-- start of Entries provided --

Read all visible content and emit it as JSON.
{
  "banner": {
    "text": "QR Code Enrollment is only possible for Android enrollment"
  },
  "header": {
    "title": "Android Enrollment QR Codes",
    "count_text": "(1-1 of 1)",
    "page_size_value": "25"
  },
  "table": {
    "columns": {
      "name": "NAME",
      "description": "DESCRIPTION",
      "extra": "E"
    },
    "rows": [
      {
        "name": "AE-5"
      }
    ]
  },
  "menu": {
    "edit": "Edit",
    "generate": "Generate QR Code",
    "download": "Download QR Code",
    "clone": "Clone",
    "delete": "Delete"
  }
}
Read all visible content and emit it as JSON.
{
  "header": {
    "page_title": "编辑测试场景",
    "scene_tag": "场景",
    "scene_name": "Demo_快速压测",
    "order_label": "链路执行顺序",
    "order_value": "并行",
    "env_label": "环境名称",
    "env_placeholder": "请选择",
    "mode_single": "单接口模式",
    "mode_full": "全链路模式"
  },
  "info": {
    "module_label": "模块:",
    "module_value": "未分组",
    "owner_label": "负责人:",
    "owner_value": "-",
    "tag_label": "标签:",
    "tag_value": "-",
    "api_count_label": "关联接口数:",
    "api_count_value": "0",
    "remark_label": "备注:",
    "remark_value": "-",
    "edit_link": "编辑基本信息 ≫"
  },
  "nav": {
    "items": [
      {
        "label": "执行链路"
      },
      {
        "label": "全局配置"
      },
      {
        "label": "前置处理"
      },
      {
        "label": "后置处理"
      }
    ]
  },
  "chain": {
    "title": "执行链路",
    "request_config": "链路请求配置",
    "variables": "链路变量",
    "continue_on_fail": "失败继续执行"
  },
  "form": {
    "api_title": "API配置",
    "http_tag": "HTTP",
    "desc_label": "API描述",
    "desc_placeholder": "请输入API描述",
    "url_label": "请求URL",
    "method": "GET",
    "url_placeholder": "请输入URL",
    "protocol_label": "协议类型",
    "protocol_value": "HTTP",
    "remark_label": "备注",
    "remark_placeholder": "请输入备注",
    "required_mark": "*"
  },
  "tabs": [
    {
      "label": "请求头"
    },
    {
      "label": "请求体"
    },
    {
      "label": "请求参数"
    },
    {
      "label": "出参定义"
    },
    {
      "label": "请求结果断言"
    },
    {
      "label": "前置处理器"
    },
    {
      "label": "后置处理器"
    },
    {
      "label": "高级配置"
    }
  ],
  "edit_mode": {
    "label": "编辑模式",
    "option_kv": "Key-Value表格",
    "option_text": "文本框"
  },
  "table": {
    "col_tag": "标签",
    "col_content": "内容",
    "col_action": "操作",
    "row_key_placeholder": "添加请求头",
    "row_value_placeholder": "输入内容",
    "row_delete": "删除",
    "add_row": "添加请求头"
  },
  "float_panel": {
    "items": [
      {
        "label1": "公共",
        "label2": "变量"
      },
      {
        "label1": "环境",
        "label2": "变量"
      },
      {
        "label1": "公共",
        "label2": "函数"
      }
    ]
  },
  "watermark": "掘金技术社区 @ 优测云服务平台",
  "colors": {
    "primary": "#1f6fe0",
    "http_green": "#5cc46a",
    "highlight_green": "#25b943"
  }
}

-- end of Entries provided --

• [Given instruction] Each of the records should be retyped exactly.

• [Exercise solution]
Read all visible content and emit it as JSON.
{
  "banner": {
    "text": "QR Code Enrollment is only possible for Android enrollment"
  },
  "header": {
    "title": "Android Enrollment QR Codes",
    "count_text": "(1-1 of 1)",
    "page_size_value": "25"
  },
  "table": {
    "columns": {
      "name": "NAME",
      "description": "DESCRIPTION",
      "extra": "E"
    },
    "rows": [
      {
        "name": "AE-5"
      }
    ]
  },
  "menu": {
    "edit": "Edit",
    "generate": "Generate QR Code",
    "download": "Download QR Code",
    "clone": "Clone",
    "delete": "Delete"
  }
}
Read all visible content and emit it as JSON.
{
  "header": {
    "page_title": "编辑测试场景",
    "scene_tag": "场景",
    "scene_name": "Demo_快速压测",
    "order_label": "链路执行顺序",
    "order_value": "并行",
    "env_label": "环境名称",
    "env_placeholder": "请选择",
    "mode_single": "单接口模式",
    "mode_full": "全链路模式"
  },
  "info": {
    "module_label": "模块:",
    "module_value": "未分组",
    "owner_label": "负责人:",
    "owner_value": "-",
    "tag_label": "标签:",
    "tag_value": "-",
    "api_count_label": "关联接口数:",
    "api_count_value": "0",
    "remark_label": "备注:",
    "remark_value": "-",
    "edit_link": "编辑基本信息 ≫"
  },
  "nav": {
    "items": [
      {
        "label": "执行链路"
      },
      {
        "label": "全局配置"
      },
      {
        "label": "前置处理"
      },
      {
        "label": "后置处理"
      }
    ]
  },
  "chain": {
    "title": "执行链路",
    "request_config": "链路请求配置",
    "variables": "链路变量",
    "continue_on_fail": "失败继续执行"
  },
  "form": {
    "api_title": "API配置",
    "http_tag": "HTTP",
    "desc_label": "API描述",
    "desc_placeholder": "请输入API描述",
    "url_label": "请求URL",
    "method": "GET",
    "url_placeholder": "请输入URL",
    "protocol_label": "协议类型",
    "protocol_value": "HTTP",
    "remark_label": "备注",
    "remark_placeholder": "请输入备注",
    "required_mark": "*"
  },
  "tabs": [
    {
      "label": "请求头"
    },
    {
      "label": "请求体"
    },
    {
      "label": "请求参数"
    },
    {
      "label": "出参定义"
    },
    {
      "label": "请求结果断言"
    },
    {
      "label": "前置处理器"
    },
    {
      "label": "后置处理器"
    },
    {
      "label": "高级配置"
    }
  ],
  "edit_mode": {
    "label": "编辑模式",
    "option_kv": "Key-Value表格",
    "option_text": "文本框"
  },
  "table": {
    "col_tag": "标签",
    "col_content": "内容",
    "col_action": "操作",
    "row_key_placeholder": "添加请求头",
    "row_value_placeholder": "输入内容",
    "row_delete": "删除",
    "add_row": "添加请求头"
  },
  "float_panel": {
    "items": [
      {
        "label1": "公共",
        "label2": "变量"
      },
      {
        "label1": "环境",
        "label2": "变量"
      },
      {
        "label1": "公共",
        "label2": "函数"
      }
    ]
  },
  "watermark": "掘金技术社区 @ 优测云服务平台",
  "colors": {
    "primary": "#1f6fe0",
    "http_green": "#5cc46a",
    "highlight_green": "#25b943"
  }
}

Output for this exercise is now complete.